◆ Entries shown:
++++++++++

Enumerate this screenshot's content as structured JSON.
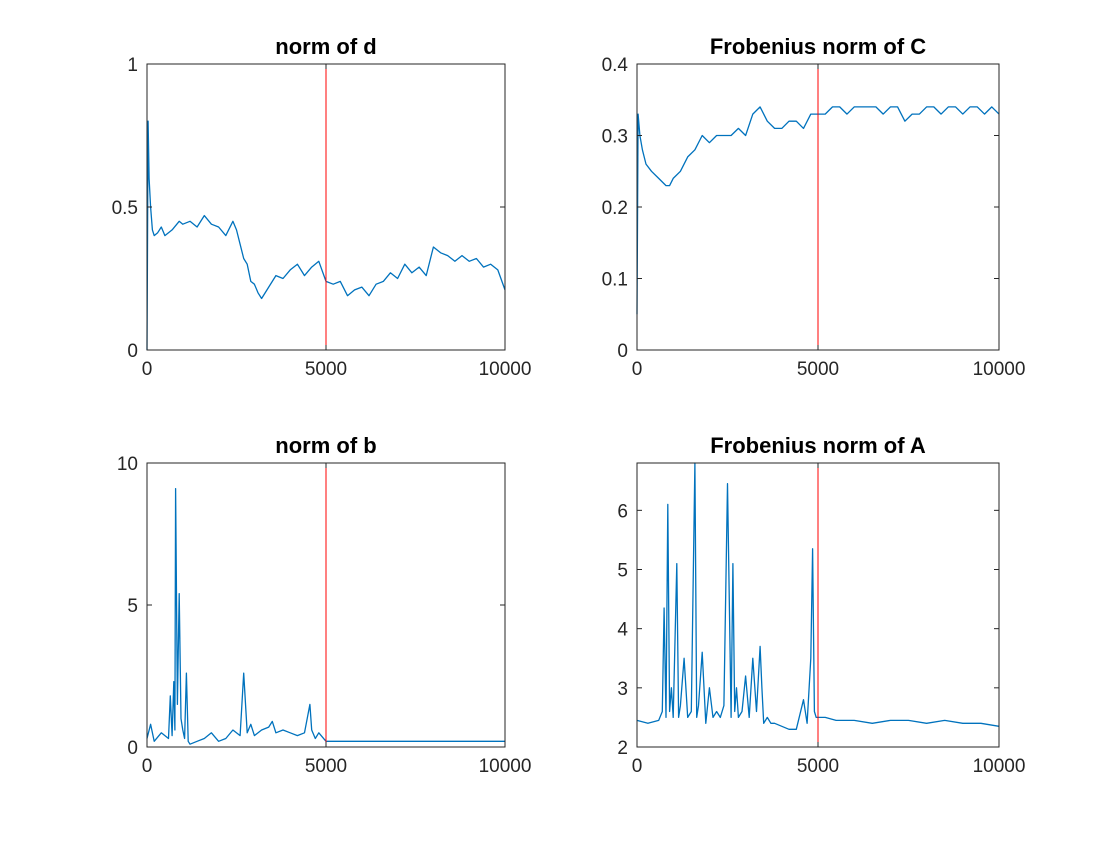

++++++++++

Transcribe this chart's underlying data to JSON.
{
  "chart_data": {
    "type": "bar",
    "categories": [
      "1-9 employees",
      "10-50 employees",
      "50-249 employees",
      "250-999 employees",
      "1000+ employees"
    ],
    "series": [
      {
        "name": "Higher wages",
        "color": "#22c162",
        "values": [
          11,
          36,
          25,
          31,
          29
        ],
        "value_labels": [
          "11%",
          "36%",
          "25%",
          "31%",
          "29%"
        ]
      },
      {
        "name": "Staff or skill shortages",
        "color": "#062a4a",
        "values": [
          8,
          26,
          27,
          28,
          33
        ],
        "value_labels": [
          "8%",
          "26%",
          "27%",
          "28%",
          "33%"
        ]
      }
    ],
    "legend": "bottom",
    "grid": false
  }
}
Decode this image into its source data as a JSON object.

++++++++++

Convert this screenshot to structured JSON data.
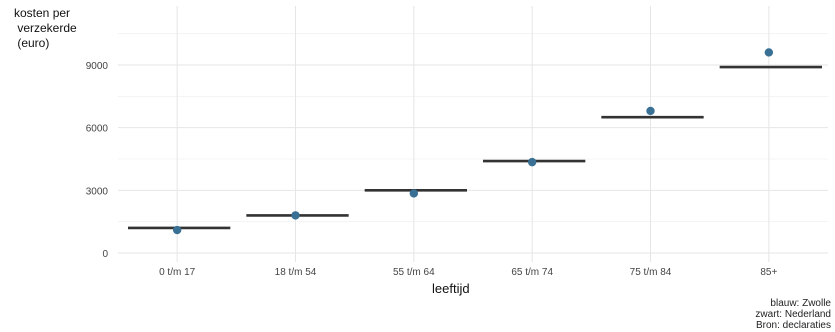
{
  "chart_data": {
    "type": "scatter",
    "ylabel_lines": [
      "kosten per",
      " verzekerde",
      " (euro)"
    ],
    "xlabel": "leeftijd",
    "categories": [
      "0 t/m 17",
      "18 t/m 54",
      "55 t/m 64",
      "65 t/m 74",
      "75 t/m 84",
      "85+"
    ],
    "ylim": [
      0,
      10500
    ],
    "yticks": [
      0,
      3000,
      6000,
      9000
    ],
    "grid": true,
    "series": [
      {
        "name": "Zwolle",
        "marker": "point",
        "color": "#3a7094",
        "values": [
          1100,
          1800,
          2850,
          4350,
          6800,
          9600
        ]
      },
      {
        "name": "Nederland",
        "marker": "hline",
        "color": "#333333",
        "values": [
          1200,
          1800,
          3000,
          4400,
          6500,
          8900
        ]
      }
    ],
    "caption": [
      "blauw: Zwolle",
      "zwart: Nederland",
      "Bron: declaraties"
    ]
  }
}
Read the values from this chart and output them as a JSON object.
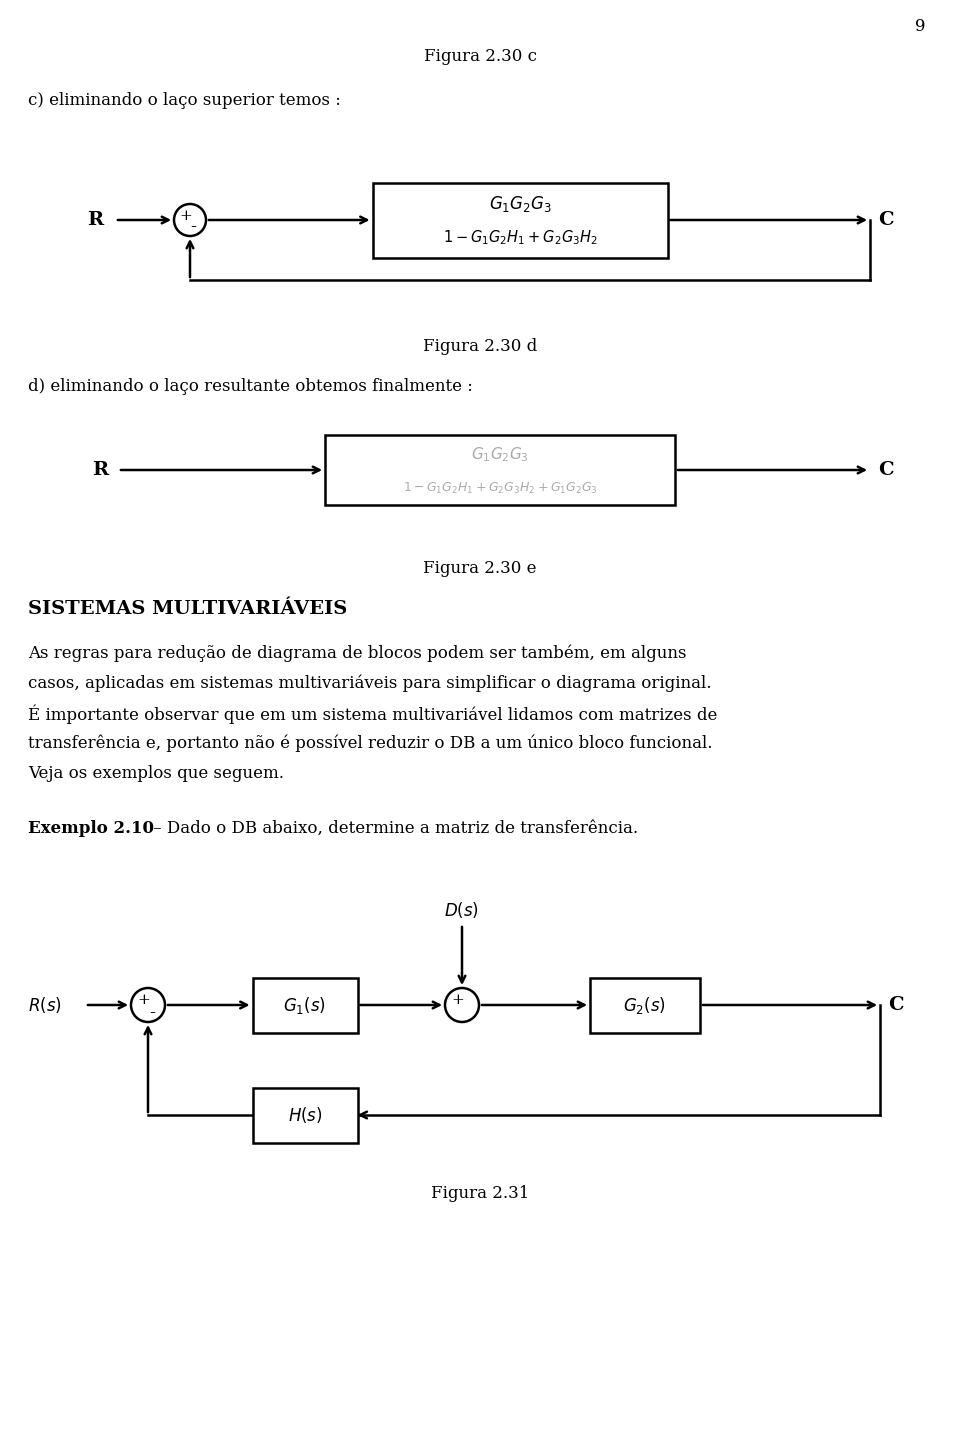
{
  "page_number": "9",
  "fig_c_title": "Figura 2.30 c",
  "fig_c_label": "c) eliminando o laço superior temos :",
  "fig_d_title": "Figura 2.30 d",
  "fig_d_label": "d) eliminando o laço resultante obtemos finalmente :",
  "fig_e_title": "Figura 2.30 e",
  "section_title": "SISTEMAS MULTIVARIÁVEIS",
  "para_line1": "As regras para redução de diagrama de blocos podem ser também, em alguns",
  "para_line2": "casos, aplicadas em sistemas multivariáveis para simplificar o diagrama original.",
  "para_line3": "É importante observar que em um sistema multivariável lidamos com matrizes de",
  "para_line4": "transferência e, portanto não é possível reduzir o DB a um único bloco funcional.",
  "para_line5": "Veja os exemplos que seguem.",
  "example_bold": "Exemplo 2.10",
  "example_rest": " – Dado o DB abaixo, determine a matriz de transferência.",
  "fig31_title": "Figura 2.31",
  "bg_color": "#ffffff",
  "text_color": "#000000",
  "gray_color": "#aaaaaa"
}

++++++++++

◆ Task details: Repeat exactly the lines from the one that contains "Transcribe this chart's" through the one that contains "Decode this image", and only those.

◆ Response to this exercise:
Transcribe this chart's underlying data to JSON.
{
  "chart_data": {
    "type": "bar",
    "categories": [
      "1-9 employees",
      "10-50 employees",
      "50-249 employees",
      "250-999 employees",
      "1000+ employees"
    ],
    "series": [
      {
        "name": "Higher wages",
        "color": "#22c162",
        "values": [
          11,
          36,
          25,
          31,
          29
        ],
        "value_labels": [
          "11%",
          "36%",
          "25%",
          "31%",
          "29%"
        ]
      },
      {
        "name": "Staff or skill shortages",
        "color": "#062a4a",
        "values": [
          8,
          26,
          27,
          28,
          33
        ],
        "value_labels": [
          "8%",
          "26%",
          "27%",
          "28%",
          "33%"
        ]
      }
    ],
    "legend": "bottom",
    "grid": false
  }
}
Decode this image into its source data as a JSON object.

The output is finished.